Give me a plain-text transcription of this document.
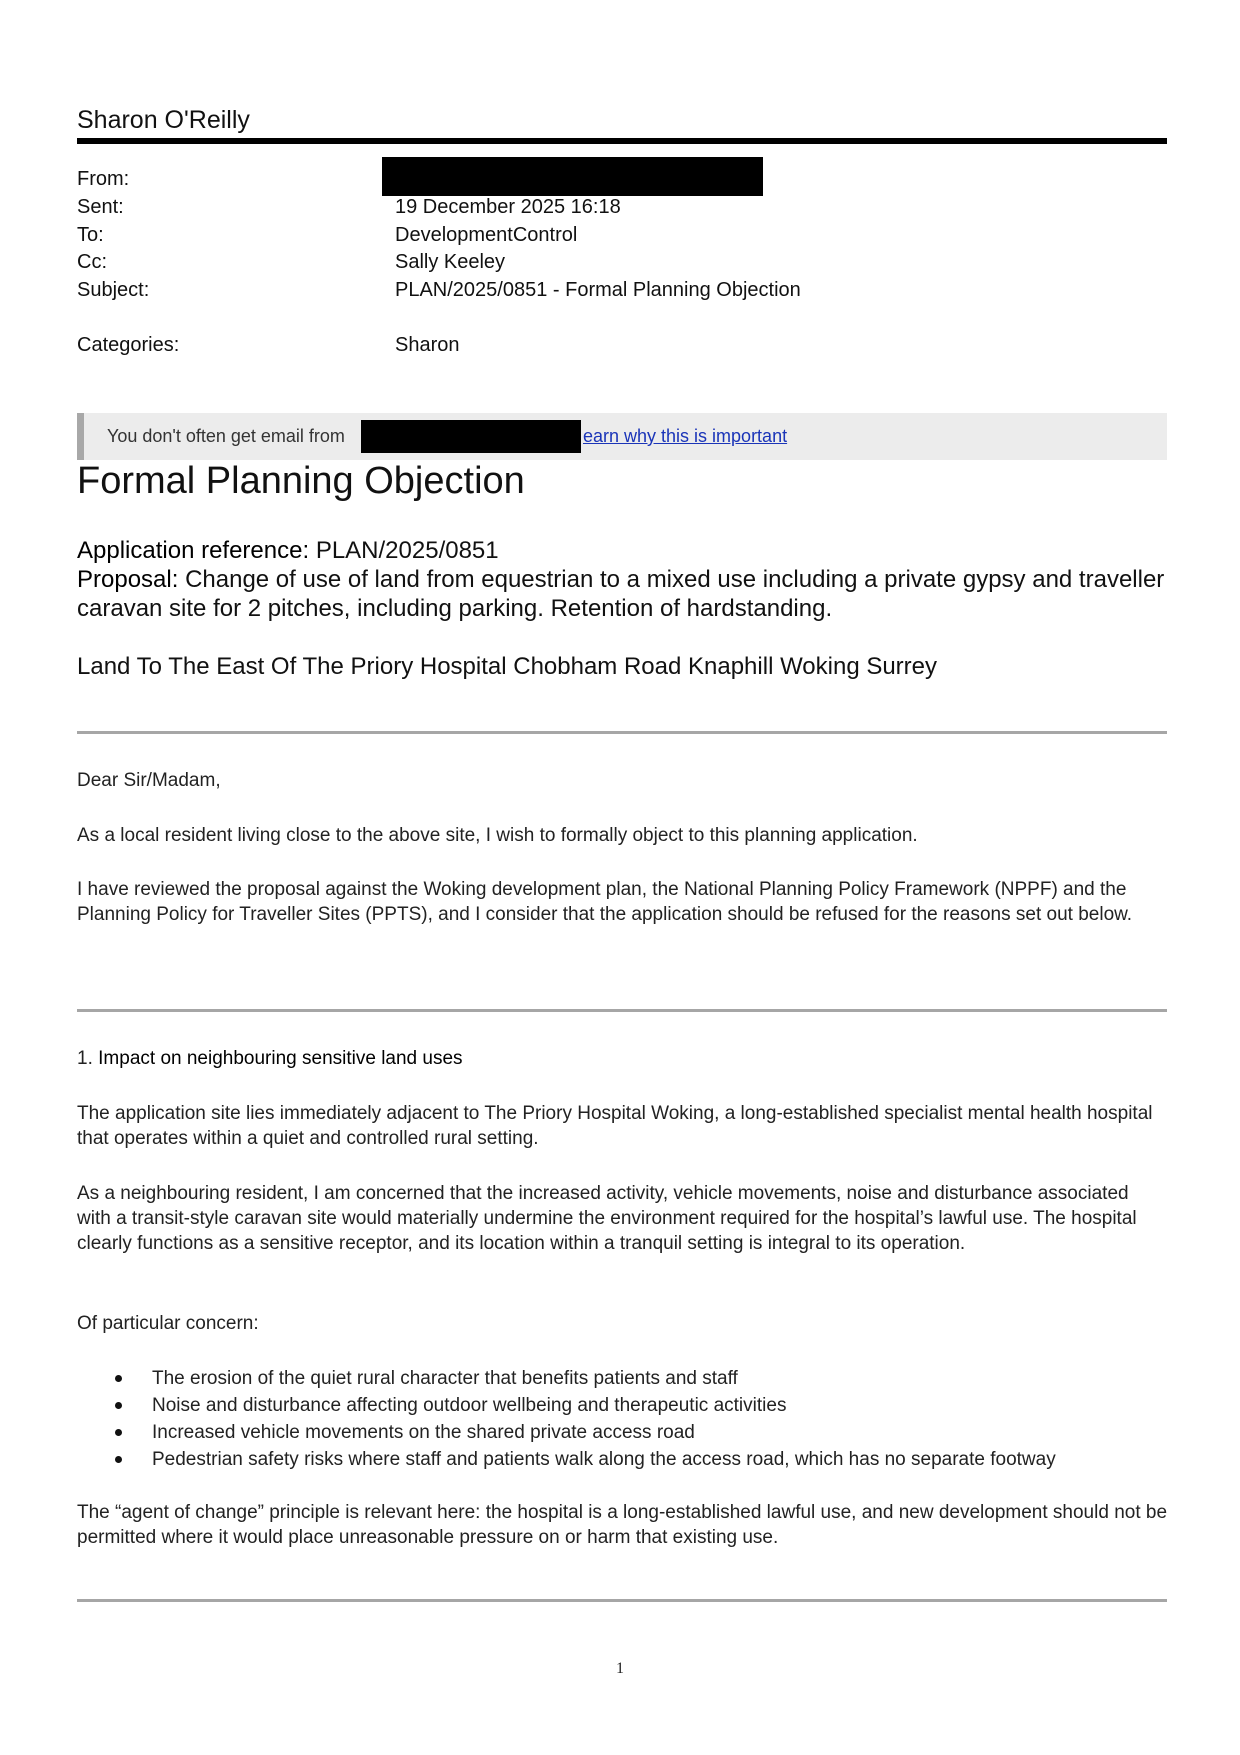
Sharon O'Reilly
From:
Sent:	19 December 2025 16:18
To:	DevelopmentControl
Cc:	Sally Keeley
Subject:	PLAN/2025/0851 - Formal Planning Objection
Categories:	Sharon
You don't often get email from	earn why this is important
Formal Planning Objection
Application reference: PLAN/2025/0851
Proposal: Change of use of land from equestrian to a mixed use including a private gypsy and traveller caravan site for 2 pitches, including parking. Retention of hardstanding.
Land To The East Of The Priory Hospital Chobham Road Knaphill Woking Surrey

Dear Sir/Madam,

As a local resident living close to the above site, I wish to formally object to this planning application.

I have reviewed the proposal against the Woking development plan, the National Planning Policy Framework (NPPF) and the Planning Policy for Traveller Sites (PPTS), and I consider that the application should be refused for the reasons set out below.

1. Impact on neighbouring sensitive land uses

The application site lies immediately adjacent to The Priory Hospital Woking, a long-established specialist mental health hospital that operates within a quiet and controlled rural setting.

As a neighbouring resident, I am concerned that the increased activity, vehicle movements, noise and disturbance associated with a transit-style caravan site would materially undermine the environment required for the hospital’s lawful use. The hospital clearly functions as a sensitive receptor, and its location within a tranquil setting is integral to its operation.

Of particular concern:

The erosion of the quiet rural character that benefits patients and staff
Noise and disturbance affecting outdoor wellbeing and therapeutic activities
Increased vehicle movements on the shared private access road
Pedestrian safety risks where staff and patients walk along the access road, which has no separate footway

The “agent of change” principle is relevant here: the hospital is a long-established lawful use, and new development should not be permitted where it would place unreasonable pressure on or harm that existing use.

1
◇ ◇ ◇
**TASK STATEMENT**:
Lines with the word "established" in them: report all of these from the listing above.

**RESPONSE TO THE TASK**:
The application site lies immediately adjacent to The Priory Hospital Woking, a long-established specialist mental health hospital that operates within a quiet and controlled rural setting.
The “agent of change” principle is relevant here: the hospital is a long-established lawful use, and new development should not be permitted where it would place unreasonable pressure on or harm that existing use.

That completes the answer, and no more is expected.